• [Instruction 1] Write out the records from their first line through the line that contains "y-tick-label: 540 — [53, 338, 75, 353]", including both ends and leaving every line unchanged.

• [Text segment]

* START *

Southern California environment news and trends

Campaign to get L.A. beyond coal heats up

rallytokickcoal

If you listed to President Obama’s State of the Union Address last month, you likely noticed that Obama expanded his definition of “clean energy” to include nuclear power, natural gas, and “clean coal.” That bigger definition irked some environmentalists — but got kudos from others for putting the focus on our dirtiest source of energy: Dirty coal.

“What Obama is calling on Congress to do is to reduce the amount of dirty coal America uses, from its current level — around 45 percent — to 20 percent,” wrote David Roberts at Grist. “On the substance, there’s a simple reason to go right after coal. To paraphrase Willie Sutton, that’s where the pollution is.”

In Los Angeles, we have an official goal to wean ourselves off coal altogether -- though 39 percent of our power still comes from the dirty stuff right now. Back in 2009, Mayor Villaraigosa announced that L.A. will eliminate electricity from coal by 2020. Since then, efforts to cut L.A.’s ties to coal have been in high gear, coordinated by Sierra Club’s LA Beyond Coal campaign. Last October, the campaign held a rally at L.A. City Hall. There, L.A. City Council President Eric Garcetti made an appearance to lend his support. “I pledge to all of you to make sure that with all of your help, if you keep up this fight with us, we will get off coal in Los Angeles,” he said.

But despite the support of local political leaders, getting L.A. off coal isn’t a done deal. L.A. gets its coal-powered energy from two sources — the Navajo Generating Station in Arizona and the Intermountain Power Plant in Utah. And while the draft LADWP Integrated Resource Plan — a document that provides a 20-year framework to meet L.A.’s energy needs — recommends selling L.A.’s share of the Navajo Generating Station, it also recommends continuing to get energy from Intermountain Power Plant in Utah until its contract expires in 2027. Here’s LA DWP’s not-very-lay-reader-friendly recommendation from the draft LADWP Integrated Resource Plan (PDF; p. ES-12):

LADWP recommends modeling and planning for IPP to be compliant with SB 1368 by 2027. However, LADWP will continue to evaluate options in future IRPs. LADWP will continue to work with the Intermountain Power Agency (IPA) Board and the other participants to secure IPP as a renewable energy hub and provide replacement generation compliant with SB 1368. LADWP recommends no change in IPP until 2027 at which time the site would be reconfigured, providing LADWP with firm transmission capacity for potential renewable projects.

* END *

Box annotation data:

* START *

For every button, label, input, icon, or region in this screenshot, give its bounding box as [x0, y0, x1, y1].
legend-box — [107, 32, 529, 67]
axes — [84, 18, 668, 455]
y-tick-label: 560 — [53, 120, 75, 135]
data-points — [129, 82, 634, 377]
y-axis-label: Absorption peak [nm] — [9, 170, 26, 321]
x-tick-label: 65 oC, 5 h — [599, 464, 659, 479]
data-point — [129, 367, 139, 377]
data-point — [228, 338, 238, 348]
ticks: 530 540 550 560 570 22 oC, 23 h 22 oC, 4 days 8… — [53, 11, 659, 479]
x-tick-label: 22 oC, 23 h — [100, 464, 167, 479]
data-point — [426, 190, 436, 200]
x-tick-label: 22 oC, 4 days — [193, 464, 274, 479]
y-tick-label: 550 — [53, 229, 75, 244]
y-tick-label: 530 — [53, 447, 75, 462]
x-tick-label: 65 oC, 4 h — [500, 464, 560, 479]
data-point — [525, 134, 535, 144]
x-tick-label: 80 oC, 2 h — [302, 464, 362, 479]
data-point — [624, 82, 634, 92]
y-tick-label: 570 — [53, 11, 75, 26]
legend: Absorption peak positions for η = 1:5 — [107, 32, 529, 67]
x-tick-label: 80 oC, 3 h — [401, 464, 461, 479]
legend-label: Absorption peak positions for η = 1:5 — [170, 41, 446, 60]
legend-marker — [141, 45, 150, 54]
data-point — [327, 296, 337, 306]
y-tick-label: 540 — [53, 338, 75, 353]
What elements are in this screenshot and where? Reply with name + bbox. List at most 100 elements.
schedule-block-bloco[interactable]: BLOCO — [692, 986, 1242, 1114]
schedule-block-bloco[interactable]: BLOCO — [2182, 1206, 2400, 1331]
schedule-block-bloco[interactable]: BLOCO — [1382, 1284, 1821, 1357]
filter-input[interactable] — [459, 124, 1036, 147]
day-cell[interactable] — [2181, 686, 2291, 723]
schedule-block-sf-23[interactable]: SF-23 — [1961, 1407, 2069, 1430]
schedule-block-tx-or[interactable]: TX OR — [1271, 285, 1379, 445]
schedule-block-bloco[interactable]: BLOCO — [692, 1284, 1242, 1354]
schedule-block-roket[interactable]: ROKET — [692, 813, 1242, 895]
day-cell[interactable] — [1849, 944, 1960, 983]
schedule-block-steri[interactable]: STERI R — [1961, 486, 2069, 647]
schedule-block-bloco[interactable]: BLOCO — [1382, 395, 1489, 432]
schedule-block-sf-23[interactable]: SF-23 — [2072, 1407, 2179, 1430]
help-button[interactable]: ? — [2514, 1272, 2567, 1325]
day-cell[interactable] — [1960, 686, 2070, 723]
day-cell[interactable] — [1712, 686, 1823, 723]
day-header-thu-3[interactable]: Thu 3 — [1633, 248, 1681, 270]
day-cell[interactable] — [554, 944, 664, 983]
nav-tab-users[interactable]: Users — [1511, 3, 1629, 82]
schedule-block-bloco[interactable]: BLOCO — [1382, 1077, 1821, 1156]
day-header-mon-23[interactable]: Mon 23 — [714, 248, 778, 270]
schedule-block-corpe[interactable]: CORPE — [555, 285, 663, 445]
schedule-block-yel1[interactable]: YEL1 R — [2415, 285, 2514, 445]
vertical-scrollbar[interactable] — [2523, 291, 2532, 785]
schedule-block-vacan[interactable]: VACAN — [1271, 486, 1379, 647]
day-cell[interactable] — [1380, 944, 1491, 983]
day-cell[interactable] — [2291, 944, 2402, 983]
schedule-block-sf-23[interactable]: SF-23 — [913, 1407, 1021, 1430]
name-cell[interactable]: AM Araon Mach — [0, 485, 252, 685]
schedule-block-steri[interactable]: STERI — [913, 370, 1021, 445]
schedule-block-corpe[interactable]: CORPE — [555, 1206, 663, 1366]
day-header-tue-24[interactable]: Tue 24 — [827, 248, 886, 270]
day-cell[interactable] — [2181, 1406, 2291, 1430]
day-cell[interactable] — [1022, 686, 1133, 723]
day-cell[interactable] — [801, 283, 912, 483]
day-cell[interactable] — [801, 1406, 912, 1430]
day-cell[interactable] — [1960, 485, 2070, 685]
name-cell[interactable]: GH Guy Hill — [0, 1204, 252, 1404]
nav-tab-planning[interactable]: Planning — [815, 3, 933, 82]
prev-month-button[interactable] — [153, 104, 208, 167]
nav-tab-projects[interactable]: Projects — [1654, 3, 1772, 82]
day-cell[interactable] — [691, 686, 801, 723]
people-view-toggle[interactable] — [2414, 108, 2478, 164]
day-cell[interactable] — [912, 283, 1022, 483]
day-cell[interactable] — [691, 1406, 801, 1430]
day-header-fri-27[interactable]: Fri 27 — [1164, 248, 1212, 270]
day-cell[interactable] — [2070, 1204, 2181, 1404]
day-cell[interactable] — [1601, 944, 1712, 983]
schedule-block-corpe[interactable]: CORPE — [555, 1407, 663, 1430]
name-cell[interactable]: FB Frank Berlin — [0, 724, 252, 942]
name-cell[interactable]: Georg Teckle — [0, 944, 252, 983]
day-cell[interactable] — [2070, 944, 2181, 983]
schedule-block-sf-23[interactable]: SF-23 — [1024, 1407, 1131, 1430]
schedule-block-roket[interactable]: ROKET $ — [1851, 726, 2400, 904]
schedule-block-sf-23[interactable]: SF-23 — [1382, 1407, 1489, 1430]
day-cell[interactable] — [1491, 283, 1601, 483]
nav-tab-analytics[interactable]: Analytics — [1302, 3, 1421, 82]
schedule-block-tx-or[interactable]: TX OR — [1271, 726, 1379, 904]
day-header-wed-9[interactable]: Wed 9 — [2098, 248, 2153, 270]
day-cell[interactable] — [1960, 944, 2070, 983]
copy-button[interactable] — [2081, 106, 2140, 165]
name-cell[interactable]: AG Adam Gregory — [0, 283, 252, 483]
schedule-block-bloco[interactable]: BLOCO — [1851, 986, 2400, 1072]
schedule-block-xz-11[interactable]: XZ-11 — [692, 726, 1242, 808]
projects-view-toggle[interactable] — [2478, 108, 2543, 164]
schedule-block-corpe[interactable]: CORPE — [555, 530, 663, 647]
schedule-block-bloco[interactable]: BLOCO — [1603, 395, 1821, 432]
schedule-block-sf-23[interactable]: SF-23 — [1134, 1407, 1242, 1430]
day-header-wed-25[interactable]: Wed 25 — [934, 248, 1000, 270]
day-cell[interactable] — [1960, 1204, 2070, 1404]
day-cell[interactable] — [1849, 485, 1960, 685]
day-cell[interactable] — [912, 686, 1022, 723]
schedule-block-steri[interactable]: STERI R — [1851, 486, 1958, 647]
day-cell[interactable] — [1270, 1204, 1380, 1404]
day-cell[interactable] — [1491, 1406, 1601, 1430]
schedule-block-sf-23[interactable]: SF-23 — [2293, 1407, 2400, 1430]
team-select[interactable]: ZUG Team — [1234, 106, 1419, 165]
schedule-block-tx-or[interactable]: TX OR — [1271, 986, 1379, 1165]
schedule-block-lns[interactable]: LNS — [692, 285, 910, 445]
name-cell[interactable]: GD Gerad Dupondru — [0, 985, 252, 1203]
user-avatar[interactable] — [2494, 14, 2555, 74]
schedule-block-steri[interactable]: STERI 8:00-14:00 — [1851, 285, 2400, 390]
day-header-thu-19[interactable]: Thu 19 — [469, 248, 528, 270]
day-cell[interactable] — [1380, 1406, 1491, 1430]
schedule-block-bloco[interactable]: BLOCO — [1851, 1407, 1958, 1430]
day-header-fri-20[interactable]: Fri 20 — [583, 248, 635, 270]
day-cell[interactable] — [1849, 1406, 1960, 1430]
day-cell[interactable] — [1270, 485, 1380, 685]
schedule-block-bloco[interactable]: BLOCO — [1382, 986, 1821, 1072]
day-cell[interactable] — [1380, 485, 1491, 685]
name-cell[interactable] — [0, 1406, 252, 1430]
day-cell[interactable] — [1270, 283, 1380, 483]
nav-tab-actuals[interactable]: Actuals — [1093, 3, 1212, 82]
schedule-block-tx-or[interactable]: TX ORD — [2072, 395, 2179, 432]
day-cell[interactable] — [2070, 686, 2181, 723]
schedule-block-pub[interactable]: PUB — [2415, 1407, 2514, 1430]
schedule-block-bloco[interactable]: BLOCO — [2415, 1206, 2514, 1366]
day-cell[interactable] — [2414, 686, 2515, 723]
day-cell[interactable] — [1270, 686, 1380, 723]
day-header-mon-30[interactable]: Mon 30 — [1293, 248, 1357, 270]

* END *

• [Instruction 2] In the article about getting L.A. off coal, what are the two sources of L.A.'s coal-powered energy?

• [Task answer 1]
For every button, label, input, icon, or region in this screenshot, give its bounding box as [x0, y0, x1, y1].
legend-box — [107, 32, 529, 67]
axes — [84, 18, 668, 455]
y-tick-label: 560 — [53, 120, 75, 135]
data-points — [129, 82, 634, 377]
y-axis-label: Absorption peak [nm] — [9, 170, 26, 321]
x-tick-label: 65 oC, 5 h — [599, 464, 659, 479]
data-point — [129, 367, 139, 377]
data-point — [228, 338, 238, 348]
ticks: 530 540 550 560 570 22 oC, 23 h 22 oC, 4 days 8… — [53, 11, 659, 479]
x-tick-label: 22 oC, 23 h — [100, 464, 167, 479]
data-point — [426, 190, 436, 200]
x-tick-label: 22 oC, 4 days — [193, 464, 274, 479]
y-tick-label: 550 — [53, 229, 75, 244]
y-tick-label: 530 — [53, 447, 75, 462]
x-tick-label: 65 oC, 4 h — [500, 464, 560, 479]
data-point — [525, 134, 535, 144]
x-tick-label: 80 oC, 2 h — [302, 464, 362, 479]
data-point — [624, 82, 634, 92]
y-tick-label: 570 — [53, 11, 75, 26]
legend: Absorption peak positions for η = 1:5 — [107, 32, 529, 67]
x-tick-label: 80 oC, 3 h — [401, 464, 461, 479]
legend-label: Absorption peak positions for η = 1:5 — [170, 41, 446, 60]
legend-marker — [141, 45, 150, 54]
data-point — [327, 296, 337, 306]
y-tick-label: 540 — [53, 338, 75, 353]

• [Task answer 2] The Navajo Generating Station in Arizona and the Intermountain Power Plant in Utah.